• **Written problem**:
Scan the entries below for the word "JSON". Copy each line that has it.

• **Provided data**:

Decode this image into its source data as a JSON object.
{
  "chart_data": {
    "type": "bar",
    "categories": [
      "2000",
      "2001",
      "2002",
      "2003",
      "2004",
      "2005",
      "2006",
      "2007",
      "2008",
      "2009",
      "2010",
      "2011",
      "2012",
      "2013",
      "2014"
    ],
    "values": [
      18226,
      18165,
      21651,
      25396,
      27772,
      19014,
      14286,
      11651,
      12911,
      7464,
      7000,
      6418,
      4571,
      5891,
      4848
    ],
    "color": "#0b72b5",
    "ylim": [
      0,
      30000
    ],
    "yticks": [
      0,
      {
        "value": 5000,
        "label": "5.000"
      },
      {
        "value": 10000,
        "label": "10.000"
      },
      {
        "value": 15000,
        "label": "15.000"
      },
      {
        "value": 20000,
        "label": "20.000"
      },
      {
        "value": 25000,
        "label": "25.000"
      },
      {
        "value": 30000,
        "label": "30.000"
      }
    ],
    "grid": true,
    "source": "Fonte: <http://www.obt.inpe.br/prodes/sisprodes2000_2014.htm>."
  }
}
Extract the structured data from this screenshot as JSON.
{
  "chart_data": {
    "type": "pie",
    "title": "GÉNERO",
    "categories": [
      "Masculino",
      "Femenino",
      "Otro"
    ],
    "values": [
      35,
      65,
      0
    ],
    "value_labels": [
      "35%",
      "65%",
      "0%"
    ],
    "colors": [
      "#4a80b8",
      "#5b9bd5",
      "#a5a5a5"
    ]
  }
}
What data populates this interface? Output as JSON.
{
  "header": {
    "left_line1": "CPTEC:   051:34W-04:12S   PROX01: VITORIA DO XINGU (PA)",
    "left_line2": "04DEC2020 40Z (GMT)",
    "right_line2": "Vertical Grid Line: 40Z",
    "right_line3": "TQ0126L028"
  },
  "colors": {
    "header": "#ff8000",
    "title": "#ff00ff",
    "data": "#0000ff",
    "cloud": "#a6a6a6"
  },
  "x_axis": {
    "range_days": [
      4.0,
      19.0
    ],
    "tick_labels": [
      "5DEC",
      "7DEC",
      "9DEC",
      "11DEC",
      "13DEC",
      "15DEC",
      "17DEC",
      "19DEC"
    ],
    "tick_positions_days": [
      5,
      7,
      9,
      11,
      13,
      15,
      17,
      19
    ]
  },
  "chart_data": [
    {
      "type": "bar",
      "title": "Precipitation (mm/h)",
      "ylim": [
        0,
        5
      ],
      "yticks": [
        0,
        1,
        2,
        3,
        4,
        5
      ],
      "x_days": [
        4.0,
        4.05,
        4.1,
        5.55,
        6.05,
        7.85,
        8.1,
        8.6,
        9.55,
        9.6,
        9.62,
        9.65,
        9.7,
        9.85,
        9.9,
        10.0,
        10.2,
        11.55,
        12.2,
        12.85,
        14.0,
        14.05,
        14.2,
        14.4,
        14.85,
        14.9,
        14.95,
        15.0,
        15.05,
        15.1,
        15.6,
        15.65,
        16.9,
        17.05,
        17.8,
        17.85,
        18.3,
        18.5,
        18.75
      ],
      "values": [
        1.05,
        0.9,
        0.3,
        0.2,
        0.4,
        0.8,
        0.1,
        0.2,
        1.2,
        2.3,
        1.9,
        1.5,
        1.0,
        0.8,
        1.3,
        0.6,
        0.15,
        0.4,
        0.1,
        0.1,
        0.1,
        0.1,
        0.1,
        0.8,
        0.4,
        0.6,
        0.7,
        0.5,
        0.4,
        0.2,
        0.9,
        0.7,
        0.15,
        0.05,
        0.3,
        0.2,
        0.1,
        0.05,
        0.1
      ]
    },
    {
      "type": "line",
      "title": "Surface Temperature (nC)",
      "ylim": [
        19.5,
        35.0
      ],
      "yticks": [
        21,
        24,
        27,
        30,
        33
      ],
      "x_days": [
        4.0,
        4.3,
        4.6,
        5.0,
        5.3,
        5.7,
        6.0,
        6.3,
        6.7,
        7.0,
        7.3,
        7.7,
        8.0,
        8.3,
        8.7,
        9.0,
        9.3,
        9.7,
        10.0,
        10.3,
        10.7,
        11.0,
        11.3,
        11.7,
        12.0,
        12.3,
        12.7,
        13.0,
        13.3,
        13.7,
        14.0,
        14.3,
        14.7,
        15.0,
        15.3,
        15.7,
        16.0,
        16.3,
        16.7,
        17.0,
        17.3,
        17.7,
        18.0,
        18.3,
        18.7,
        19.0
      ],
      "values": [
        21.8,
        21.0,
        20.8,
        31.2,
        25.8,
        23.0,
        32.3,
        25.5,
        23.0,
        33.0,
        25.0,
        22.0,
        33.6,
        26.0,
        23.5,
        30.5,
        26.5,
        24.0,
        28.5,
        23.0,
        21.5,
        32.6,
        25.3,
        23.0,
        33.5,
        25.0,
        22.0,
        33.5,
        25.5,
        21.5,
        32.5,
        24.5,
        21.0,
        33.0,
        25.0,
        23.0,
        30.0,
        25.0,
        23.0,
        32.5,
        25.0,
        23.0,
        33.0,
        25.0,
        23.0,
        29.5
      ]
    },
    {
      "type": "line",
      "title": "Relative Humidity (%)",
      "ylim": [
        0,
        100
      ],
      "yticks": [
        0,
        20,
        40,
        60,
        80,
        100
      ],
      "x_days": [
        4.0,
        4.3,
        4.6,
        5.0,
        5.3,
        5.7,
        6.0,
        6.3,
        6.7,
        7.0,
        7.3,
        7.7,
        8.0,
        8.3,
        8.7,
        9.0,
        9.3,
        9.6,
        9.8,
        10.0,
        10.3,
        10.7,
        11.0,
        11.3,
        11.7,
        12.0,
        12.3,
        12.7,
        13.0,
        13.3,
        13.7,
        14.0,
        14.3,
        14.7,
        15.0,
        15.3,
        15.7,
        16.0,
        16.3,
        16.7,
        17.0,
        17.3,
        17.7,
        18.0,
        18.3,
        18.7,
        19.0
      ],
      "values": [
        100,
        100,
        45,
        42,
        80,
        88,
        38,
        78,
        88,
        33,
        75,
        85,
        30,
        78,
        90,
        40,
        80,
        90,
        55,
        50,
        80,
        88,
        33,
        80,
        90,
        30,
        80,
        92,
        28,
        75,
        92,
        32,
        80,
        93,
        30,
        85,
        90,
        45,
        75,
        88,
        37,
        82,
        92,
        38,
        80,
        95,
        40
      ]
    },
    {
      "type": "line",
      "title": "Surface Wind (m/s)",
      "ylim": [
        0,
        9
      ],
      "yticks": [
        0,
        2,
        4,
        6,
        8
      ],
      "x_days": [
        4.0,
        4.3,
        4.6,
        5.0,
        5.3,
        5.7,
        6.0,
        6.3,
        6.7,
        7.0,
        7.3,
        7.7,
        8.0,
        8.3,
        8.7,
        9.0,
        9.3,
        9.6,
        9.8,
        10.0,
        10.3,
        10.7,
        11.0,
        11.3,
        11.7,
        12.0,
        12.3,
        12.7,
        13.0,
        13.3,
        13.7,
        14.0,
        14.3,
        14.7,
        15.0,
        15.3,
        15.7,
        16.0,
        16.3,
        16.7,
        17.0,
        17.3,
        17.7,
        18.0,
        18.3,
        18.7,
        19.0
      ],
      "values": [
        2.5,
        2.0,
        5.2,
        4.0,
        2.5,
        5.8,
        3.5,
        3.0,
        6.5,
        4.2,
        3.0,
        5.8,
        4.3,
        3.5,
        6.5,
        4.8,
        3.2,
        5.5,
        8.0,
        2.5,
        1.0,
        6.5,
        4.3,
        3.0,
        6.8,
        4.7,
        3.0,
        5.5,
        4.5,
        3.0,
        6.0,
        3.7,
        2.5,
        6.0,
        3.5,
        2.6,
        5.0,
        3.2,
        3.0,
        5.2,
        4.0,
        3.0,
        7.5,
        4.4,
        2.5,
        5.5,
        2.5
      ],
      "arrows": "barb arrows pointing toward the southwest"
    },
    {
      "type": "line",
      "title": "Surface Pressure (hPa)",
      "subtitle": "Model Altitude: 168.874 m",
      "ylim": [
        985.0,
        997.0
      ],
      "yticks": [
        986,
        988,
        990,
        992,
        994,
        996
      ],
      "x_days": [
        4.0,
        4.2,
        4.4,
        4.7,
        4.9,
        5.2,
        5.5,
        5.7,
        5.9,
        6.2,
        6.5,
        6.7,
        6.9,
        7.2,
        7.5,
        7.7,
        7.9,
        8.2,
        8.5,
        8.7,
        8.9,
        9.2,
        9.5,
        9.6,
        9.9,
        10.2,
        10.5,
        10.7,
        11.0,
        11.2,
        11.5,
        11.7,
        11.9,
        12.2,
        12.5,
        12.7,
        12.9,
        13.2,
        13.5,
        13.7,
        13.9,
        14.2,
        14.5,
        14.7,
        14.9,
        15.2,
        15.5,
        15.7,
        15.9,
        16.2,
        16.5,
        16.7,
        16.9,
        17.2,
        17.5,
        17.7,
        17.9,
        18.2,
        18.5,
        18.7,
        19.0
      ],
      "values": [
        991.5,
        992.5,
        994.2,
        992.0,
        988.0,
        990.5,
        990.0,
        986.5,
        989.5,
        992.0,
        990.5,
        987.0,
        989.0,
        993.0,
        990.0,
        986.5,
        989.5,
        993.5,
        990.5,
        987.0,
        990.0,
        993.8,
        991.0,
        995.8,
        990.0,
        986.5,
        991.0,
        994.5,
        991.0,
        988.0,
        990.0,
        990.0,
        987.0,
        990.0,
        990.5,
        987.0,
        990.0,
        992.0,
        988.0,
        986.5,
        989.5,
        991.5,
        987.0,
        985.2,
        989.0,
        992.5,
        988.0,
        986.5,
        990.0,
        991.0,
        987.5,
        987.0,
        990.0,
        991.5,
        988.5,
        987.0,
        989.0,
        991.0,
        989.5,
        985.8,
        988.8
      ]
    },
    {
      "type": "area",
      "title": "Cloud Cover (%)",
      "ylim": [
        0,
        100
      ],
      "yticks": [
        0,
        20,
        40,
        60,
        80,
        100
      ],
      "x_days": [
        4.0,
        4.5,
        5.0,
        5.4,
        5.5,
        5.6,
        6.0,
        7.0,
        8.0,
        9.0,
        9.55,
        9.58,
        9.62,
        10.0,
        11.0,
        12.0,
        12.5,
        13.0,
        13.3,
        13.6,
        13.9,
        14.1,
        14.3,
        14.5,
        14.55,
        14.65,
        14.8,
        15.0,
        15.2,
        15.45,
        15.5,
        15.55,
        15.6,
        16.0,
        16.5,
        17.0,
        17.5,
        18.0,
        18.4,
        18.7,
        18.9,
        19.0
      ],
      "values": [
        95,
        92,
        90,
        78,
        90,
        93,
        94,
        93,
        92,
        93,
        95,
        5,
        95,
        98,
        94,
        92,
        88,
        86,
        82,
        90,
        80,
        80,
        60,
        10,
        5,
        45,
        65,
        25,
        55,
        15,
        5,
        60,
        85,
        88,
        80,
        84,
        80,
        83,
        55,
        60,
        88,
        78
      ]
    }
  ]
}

• **Task output**:
Decode this image into its source data as a JSON object.
Extract the structured data from this screenshot as JSON.
What data populates this interface? Output as JSON.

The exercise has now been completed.